**Stated task:**
Gather all lines from the material that contain the word "these".

**Saved entries:**
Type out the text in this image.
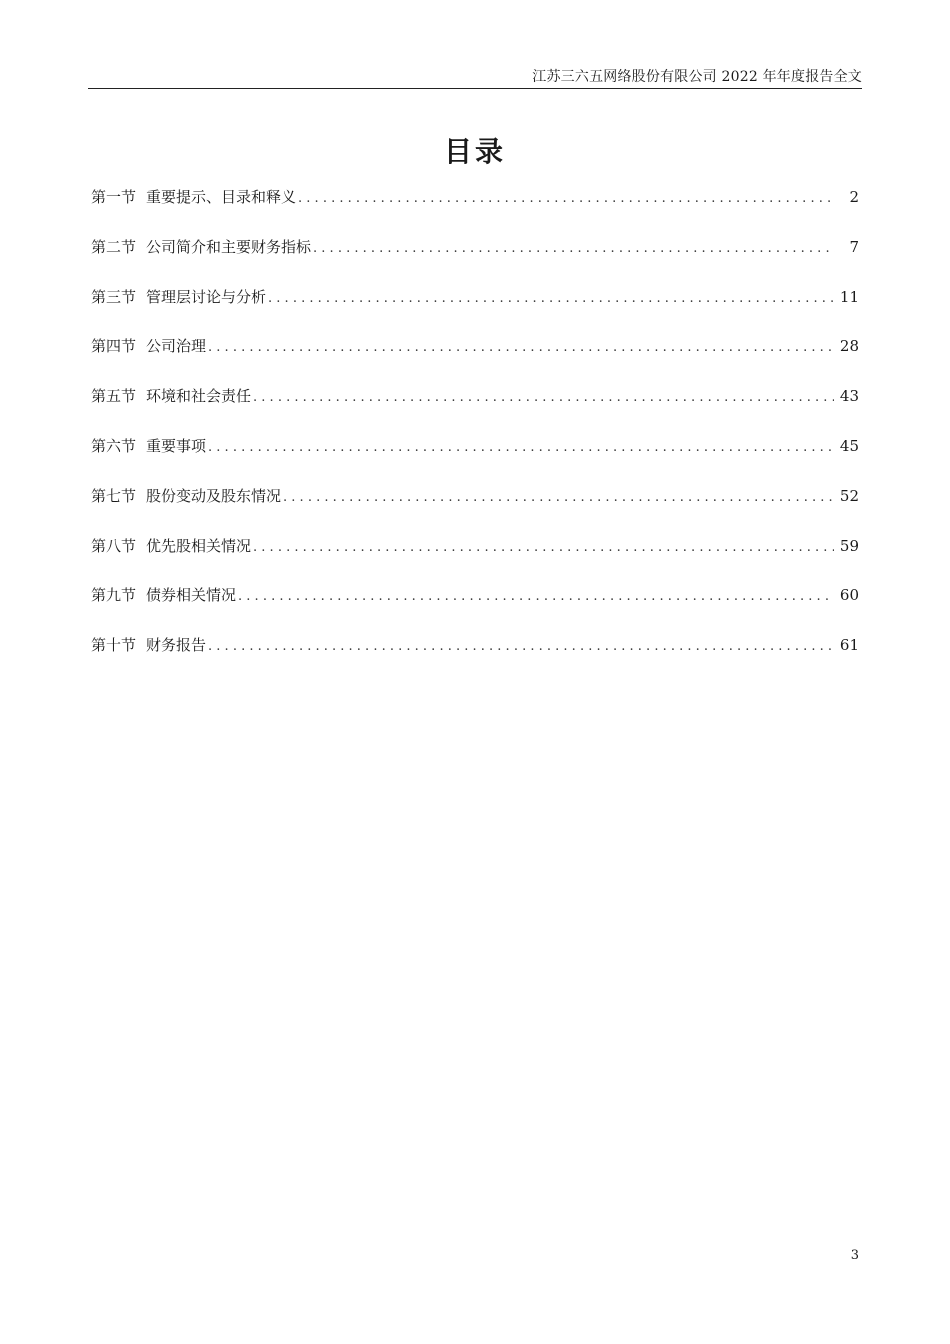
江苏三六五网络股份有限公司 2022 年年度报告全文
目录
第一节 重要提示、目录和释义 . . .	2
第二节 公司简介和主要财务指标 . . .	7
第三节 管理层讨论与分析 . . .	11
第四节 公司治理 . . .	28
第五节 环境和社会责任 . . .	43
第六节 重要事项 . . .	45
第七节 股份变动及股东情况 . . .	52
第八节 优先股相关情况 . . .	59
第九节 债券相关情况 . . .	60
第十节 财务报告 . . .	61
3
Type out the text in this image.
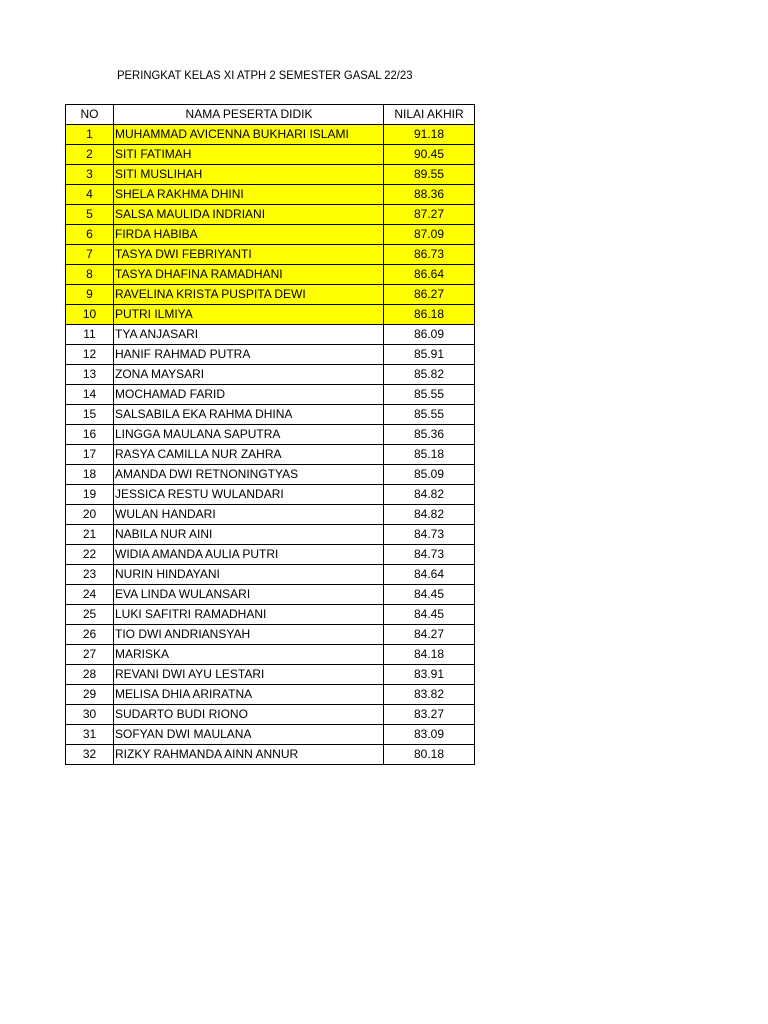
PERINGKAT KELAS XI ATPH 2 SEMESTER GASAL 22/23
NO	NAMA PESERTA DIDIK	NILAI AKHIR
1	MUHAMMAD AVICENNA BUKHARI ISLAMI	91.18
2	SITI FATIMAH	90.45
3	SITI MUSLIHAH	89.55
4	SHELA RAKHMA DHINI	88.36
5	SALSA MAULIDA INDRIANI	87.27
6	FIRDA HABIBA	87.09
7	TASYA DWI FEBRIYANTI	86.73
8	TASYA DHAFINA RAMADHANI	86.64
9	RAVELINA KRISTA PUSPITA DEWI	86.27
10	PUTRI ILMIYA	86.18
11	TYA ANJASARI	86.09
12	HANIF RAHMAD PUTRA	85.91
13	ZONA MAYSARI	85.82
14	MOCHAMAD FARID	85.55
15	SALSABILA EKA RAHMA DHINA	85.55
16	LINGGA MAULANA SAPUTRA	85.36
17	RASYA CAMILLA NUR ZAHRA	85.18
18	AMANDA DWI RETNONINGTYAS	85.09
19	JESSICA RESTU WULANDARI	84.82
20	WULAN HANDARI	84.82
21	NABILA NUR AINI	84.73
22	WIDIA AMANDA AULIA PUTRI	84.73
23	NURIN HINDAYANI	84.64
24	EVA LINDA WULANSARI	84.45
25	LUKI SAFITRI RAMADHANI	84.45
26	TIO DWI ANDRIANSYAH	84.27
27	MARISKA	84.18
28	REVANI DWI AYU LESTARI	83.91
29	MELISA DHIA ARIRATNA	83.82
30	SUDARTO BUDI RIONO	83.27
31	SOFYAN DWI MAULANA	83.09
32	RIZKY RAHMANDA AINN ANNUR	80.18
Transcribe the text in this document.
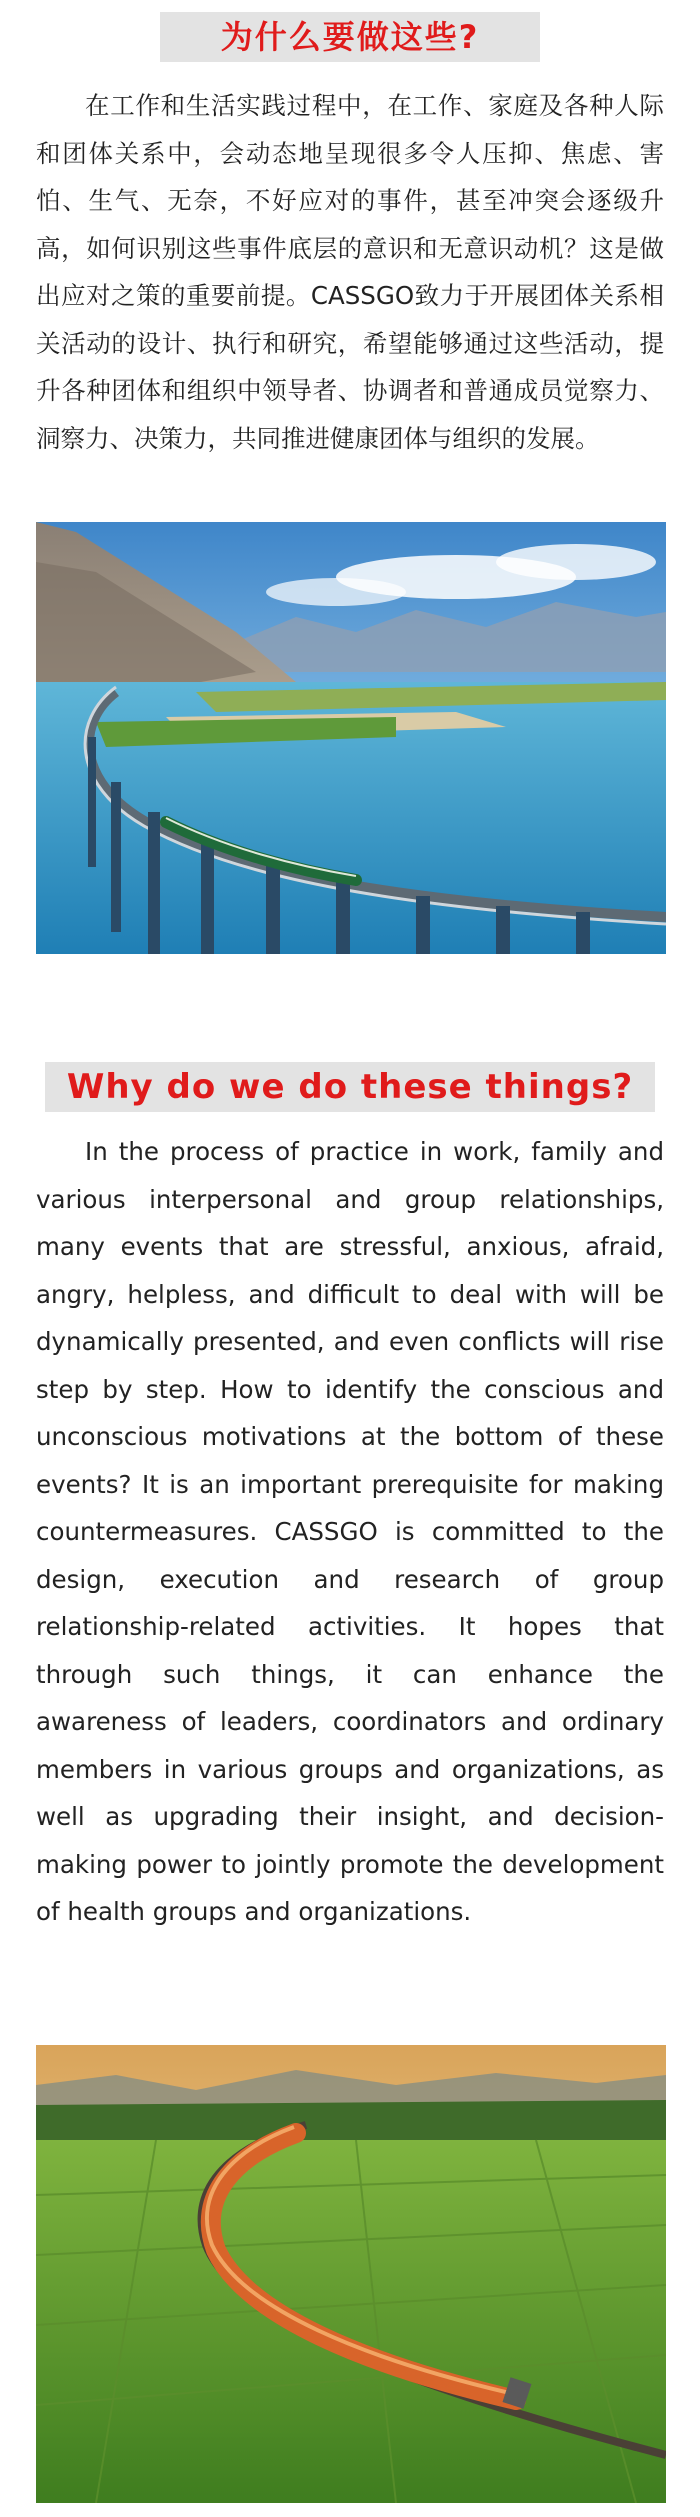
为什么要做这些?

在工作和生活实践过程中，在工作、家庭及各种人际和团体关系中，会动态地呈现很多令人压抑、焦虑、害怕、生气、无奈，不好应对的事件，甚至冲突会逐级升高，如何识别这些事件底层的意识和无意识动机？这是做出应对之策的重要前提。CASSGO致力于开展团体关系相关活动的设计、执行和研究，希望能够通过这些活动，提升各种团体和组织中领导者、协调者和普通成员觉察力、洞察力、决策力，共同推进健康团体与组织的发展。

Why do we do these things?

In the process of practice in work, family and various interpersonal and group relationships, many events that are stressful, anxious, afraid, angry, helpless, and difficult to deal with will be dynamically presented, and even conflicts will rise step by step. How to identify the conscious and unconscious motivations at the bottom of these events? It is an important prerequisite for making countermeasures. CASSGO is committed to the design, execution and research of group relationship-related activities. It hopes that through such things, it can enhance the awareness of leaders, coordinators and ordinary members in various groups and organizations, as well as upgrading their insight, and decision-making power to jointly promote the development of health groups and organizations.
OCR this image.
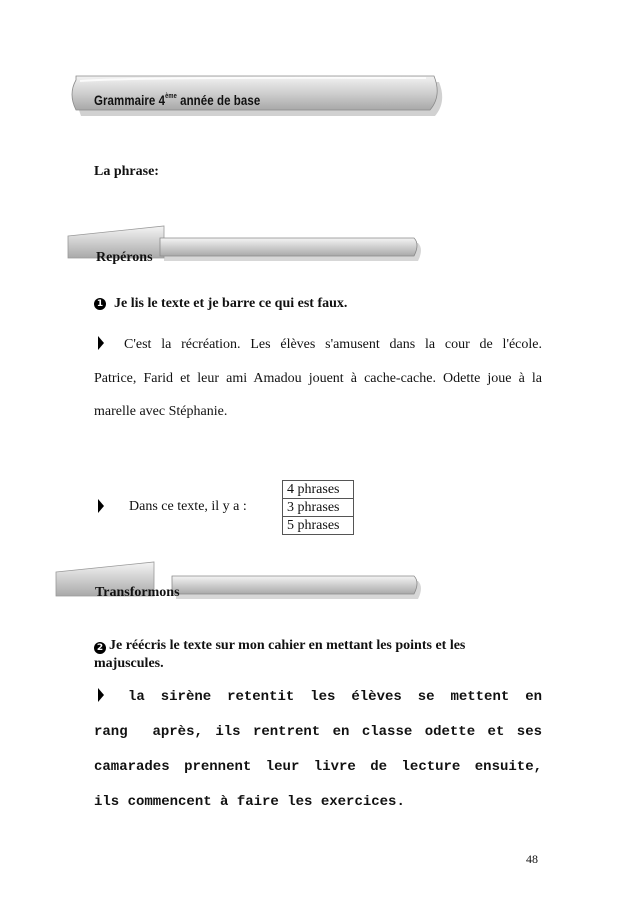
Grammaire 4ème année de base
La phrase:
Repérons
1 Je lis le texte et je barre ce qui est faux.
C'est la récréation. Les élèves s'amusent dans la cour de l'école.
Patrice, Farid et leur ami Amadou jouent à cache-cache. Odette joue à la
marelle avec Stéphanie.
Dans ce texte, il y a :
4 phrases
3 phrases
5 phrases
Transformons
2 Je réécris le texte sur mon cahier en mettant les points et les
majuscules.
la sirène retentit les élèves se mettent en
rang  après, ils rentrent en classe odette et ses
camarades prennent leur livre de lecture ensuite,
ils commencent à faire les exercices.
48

**Full solution:**
Why do we do these things?
In the process of practice in work, family and various interpersonal and group relationships, many events that are stressful, anxious, afraid, angry, helpless, and difficult to deal with will be dynamically presented, and even conflicts will rise step by step. How to identify the conscious and unconscious motivations at the bottom of these events? It is an important prerequisite for making countermeasures. CASSGO is committed to the design, execution and research of group relationship-related activities. It hopes that through such things, it can enhance the awareness of leaders, coordinators and ordinary members in various groups and organizations, as well as upgrading their insight, and decision-making power to jointly promote the development of health groups and organizations.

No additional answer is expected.